Some records:
..........
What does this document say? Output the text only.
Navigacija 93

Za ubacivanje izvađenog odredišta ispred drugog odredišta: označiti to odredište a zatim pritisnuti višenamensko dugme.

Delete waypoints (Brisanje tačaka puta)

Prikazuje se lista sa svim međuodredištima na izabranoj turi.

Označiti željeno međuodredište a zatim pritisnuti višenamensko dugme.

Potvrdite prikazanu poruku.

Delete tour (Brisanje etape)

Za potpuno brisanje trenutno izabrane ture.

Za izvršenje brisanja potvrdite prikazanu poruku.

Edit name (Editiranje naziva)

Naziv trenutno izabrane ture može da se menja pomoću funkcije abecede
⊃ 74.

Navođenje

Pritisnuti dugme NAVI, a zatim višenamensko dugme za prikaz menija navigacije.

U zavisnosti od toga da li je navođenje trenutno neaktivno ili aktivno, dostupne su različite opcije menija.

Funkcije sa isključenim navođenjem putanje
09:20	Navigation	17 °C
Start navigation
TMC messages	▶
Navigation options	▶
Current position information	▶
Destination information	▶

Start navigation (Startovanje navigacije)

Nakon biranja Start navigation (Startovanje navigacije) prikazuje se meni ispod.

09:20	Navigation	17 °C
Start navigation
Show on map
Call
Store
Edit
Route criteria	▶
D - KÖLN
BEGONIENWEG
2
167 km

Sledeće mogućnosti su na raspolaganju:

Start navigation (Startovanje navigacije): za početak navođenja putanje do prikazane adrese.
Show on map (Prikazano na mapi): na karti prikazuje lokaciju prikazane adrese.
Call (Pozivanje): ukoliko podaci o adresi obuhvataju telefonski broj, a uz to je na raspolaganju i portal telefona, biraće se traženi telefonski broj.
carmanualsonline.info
..........
▶ GIVEN EXERCISE
Look for lines containing the string "Delete" and copy them all.

▶ EXPECTED ANSWER
Delete waypoints (Brisanje tačaka puta)
Delete tour (Brisanje etape)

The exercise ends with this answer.